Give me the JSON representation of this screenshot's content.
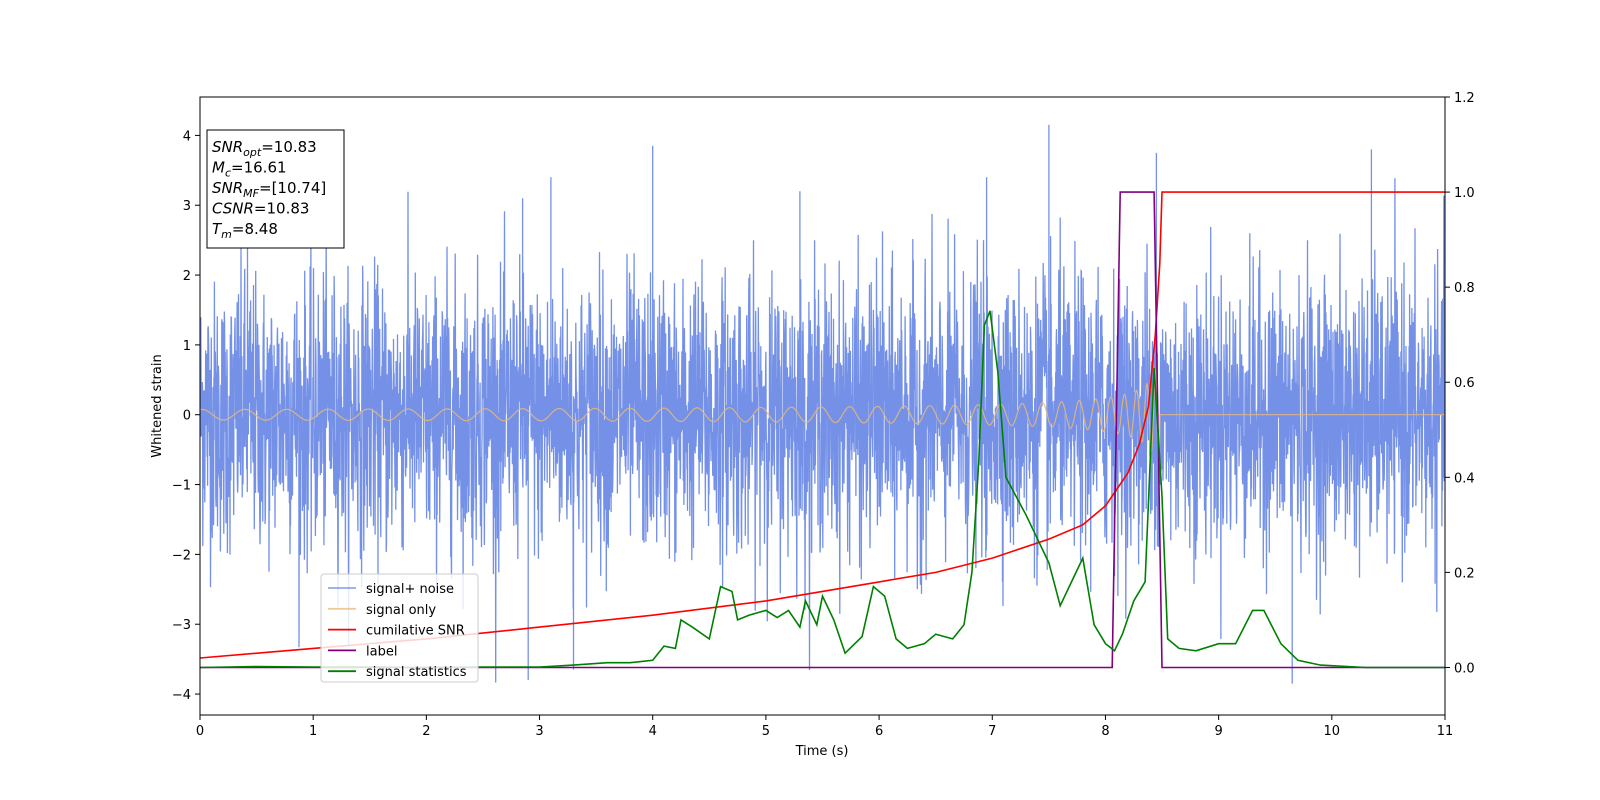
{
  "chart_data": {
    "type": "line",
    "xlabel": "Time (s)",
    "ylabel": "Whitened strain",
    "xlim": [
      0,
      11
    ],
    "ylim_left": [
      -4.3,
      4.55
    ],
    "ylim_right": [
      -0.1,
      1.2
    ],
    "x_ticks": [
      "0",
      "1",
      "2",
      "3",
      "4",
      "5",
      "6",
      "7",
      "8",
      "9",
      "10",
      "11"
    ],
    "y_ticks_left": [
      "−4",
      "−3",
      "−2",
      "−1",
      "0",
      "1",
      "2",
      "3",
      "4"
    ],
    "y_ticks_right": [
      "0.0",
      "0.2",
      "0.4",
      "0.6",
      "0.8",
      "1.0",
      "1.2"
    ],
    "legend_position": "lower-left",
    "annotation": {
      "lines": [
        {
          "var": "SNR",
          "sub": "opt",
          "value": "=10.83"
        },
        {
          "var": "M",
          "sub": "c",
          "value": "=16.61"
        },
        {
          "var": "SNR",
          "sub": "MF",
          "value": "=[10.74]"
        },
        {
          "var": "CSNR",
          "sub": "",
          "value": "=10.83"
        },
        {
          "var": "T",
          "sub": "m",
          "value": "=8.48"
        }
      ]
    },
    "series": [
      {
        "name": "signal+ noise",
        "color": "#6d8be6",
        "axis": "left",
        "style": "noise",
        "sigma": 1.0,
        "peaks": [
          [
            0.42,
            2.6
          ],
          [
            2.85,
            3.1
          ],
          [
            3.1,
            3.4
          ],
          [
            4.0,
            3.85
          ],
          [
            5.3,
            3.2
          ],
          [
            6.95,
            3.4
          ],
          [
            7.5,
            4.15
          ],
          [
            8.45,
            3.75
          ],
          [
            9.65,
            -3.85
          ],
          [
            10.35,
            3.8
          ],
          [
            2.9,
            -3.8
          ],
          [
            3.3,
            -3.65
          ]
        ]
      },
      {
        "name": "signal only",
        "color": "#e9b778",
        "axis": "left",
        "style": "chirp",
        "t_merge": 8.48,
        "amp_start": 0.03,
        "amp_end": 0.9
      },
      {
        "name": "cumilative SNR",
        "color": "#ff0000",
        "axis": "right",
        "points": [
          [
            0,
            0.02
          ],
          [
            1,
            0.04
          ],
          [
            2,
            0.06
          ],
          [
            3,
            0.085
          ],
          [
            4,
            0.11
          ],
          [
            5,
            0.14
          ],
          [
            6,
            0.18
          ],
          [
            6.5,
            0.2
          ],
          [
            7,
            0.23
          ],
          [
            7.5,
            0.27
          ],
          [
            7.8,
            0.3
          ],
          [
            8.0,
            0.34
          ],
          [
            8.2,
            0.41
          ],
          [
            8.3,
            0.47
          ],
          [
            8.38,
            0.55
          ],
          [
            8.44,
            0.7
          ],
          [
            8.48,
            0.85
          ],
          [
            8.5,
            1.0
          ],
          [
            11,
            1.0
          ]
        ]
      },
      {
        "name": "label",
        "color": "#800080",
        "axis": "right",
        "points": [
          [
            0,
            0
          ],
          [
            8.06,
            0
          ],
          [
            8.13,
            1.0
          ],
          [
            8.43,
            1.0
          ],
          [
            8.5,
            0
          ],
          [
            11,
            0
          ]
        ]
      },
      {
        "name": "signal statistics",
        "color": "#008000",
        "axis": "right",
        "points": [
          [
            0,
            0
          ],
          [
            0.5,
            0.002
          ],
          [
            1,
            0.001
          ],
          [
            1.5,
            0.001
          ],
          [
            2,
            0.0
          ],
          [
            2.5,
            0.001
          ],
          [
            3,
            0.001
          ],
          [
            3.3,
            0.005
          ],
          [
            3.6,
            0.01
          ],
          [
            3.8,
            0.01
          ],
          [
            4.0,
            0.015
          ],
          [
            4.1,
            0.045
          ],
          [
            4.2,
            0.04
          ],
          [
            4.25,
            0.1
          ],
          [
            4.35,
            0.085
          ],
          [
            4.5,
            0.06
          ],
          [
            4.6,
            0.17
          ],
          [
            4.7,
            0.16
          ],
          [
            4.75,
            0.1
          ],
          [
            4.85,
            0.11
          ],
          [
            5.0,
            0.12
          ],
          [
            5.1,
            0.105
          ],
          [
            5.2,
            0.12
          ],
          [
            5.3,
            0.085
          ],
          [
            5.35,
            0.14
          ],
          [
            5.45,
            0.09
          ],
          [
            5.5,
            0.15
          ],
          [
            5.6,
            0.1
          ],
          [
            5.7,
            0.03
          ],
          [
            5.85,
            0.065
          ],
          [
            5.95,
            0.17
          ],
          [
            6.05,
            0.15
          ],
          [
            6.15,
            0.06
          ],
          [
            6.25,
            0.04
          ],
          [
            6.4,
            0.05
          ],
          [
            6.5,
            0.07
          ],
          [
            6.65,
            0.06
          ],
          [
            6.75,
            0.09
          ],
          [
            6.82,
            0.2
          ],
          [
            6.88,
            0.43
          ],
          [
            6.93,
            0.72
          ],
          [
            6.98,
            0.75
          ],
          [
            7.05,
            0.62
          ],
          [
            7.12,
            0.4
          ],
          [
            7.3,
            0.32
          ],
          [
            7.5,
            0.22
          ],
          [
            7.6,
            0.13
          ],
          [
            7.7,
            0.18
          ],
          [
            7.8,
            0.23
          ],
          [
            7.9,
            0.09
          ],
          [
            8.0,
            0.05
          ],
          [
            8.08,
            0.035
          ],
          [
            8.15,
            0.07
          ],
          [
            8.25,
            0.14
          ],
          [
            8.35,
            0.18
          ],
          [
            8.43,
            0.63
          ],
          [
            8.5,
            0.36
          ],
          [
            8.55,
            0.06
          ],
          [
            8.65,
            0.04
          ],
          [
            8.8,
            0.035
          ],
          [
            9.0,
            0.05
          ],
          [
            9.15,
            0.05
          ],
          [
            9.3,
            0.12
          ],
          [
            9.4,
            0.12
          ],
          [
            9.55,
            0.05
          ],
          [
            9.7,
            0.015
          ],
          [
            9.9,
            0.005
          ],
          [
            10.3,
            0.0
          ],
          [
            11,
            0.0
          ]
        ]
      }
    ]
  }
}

---------------

Requirements:
Check each line above for the string "color", then copy the ones that have it.

Full output:
        "color": "#6d8be6",
        "color": "#e9b778",
        "color": "#ff0000",
        "color": "#800080",
        "color": "#008000",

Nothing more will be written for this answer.